• _Yapılacak iş_:
Aşağıdaki metin bölümüne dayanarak şu soruları yanıtla:
1. Arkadaşları ırmağın en derin yerinden uzun delikanlıya hangi sözle seslenmiş?
2. Annesi "Ne oldu oğluma?" diye bağırınca delikanlılardan biri ona ne demiş?
3. Hoca konağa geri dönmeden önce evde üstüne neler giymiş?

• _Metin bölümü_:
——

Arkadaşları önce duymazlıktan gelmişler ama delikanlının ısrarlı alayları üzerine aralarında anlaşıp ona bir oyun oynamaya karar vermişler. Irmağın en derin yerine yüzerek gidip oradan uzun delikanlıya seslenmişler: “Gel bak buralar sığ, bir de burada boyunu ölç!” Uzun delikanlı da bu söze kanmış. Yürüyerek arkadaşlarının yanına gideyim derken su bir anda boyunu aşmış, delikanlı çırpınmaya başlamış.

Arkadaşları zor bela kurtarmışlar onu. Yarı baygın hâlde eve getirmişler. Annesi oğlunu o hâlde görünce telaşlanmış. “Ne oldu oğluma?” diye bağırmış.Delikanlıların biri “Telaş etme teyzeciğim, bir şey yok. Oğlun sadece ırmakta boyunun ölçüsünü aldı” demiş.

İşte böyle, çok iddialı olup da başarısız olunca kafası dank eden, dünyanın kaç bucak olduğunu anlayan, Hanya’yı Konya’yı öğrenen insanlar için kullanılır bu deyim

17 OCAK PERŞEMBE (77.)

YE KÜRKÜM YE DEYİMİNİN HİKAYESİ

Bir konak davetine son anda çağrılan Hoca, zaman kaybetmemek için kıyafetini değiştirmeden, üstündekilerle varır konağa. Davet epeyce kalabalıktır. Konuşulup, görüşülüp, sohbetler edildikten sonra sofralar kurulmaya başlanır. Davetliler, birer ikişer sofralara buyur edilirken Hoca çağrılmaz bir türlü. Bir bekler, iki bekler, bakar ki olmayacak, kalkıp eve gider hemen. En güzel giysilerini giyip üstüne de samur kürkünü geçirdikten sonra döner konağa.

——

• _Veri satırları_:
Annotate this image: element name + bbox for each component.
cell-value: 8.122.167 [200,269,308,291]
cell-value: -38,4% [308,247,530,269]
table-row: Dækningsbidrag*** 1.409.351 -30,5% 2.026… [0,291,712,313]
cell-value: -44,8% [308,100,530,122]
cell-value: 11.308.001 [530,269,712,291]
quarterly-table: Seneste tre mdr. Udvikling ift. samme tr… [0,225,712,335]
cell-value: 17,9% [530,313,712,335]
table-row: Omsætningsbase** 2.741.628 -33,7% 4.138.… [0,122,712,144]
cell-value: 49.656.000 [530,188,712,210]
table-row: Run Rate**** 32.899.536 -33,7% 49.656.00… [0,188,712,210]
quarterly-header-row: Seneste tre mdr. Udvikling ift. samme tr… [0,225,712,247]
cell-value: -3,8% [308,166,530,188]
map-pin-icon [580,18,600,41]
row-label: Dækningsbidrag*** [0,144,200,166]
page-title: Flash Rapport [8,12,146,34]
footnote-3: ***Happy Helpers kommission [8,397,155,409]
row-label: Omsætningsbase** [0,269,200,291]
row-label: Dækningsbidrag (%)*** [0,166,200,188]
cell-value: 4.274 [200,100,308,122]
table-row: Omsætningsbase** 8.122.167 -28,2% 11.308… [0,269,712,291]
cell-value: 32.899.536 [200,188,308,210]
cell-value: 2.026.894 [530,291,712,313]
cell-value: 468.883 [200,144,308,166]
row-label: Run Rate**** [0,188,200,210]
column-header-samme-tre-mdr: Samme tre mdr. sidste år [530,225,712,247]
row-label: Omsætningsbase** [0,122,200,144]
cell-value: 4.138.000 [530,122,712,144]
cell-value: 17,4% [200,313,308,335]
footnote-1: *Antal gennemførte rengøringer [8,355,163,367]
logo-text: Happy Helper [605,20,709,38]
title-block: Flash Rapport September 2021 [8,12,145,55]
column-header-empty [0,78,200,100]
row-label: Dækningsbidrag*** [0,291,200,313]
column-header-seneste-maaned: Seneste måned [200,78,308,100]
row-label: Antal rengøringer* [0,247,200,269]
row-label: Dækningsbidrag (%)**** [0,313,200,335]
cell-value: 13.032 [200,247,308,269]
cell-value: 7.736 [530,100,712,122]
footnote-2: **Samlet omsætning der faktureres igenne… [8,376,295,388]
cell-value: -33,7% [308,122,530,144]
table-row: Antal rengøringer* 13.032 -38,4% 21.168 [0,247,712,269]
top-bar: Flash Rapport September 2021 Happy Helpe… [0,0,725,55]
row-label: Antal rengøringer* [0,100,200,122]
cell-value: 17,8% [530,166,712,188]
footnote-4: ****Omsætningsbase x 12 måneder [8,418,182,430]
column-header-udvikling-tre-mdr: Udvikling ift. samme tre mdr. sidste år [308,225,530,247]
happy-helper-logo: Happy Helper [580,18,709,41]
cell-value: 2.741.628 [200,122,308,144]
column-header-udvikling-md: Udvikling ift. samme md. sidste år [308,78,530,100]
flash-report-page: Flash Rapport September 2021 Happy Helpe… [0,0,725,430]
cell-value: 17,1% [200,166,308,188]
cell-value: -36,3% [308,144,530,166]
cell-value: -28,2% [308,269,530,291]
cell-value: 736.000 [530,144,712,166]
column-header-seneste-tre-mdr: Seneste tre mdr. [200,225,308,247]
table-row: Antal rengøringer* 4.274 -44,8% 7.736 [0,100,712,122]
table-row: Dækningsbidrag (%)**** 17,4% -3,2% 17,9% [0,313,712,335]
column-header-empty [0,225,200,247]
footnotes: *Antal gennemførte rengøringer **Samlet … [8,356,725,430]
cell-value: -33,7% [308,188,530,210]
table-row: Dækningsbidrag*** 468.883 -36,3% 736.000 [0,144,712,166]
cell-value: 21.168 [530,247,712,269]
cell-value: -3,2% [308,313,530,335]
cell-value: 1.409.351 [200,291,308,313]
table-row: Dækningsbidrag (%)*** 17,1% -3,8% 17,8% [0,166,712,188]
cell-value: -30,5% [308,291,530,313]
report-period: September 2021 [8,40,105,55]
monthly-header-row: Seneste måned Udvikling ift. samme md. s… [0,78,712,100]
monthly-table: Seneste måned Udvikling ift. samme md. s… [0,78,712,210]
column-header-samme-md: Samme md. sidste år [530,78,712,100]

——

• _Görevin sonucu_:
1. "Gel bak buralar sığ, bir de burada boyunu ölç!" diye seslenmişler.
2. "Telaş etme teyzeciğim, bir şey yok. Oğlun sadece ırmakta boyunun ölçüsünü aldı" demiş.
3. En güzel giysilerini giymiş, üstüne de samur kürkünü geçirmiş.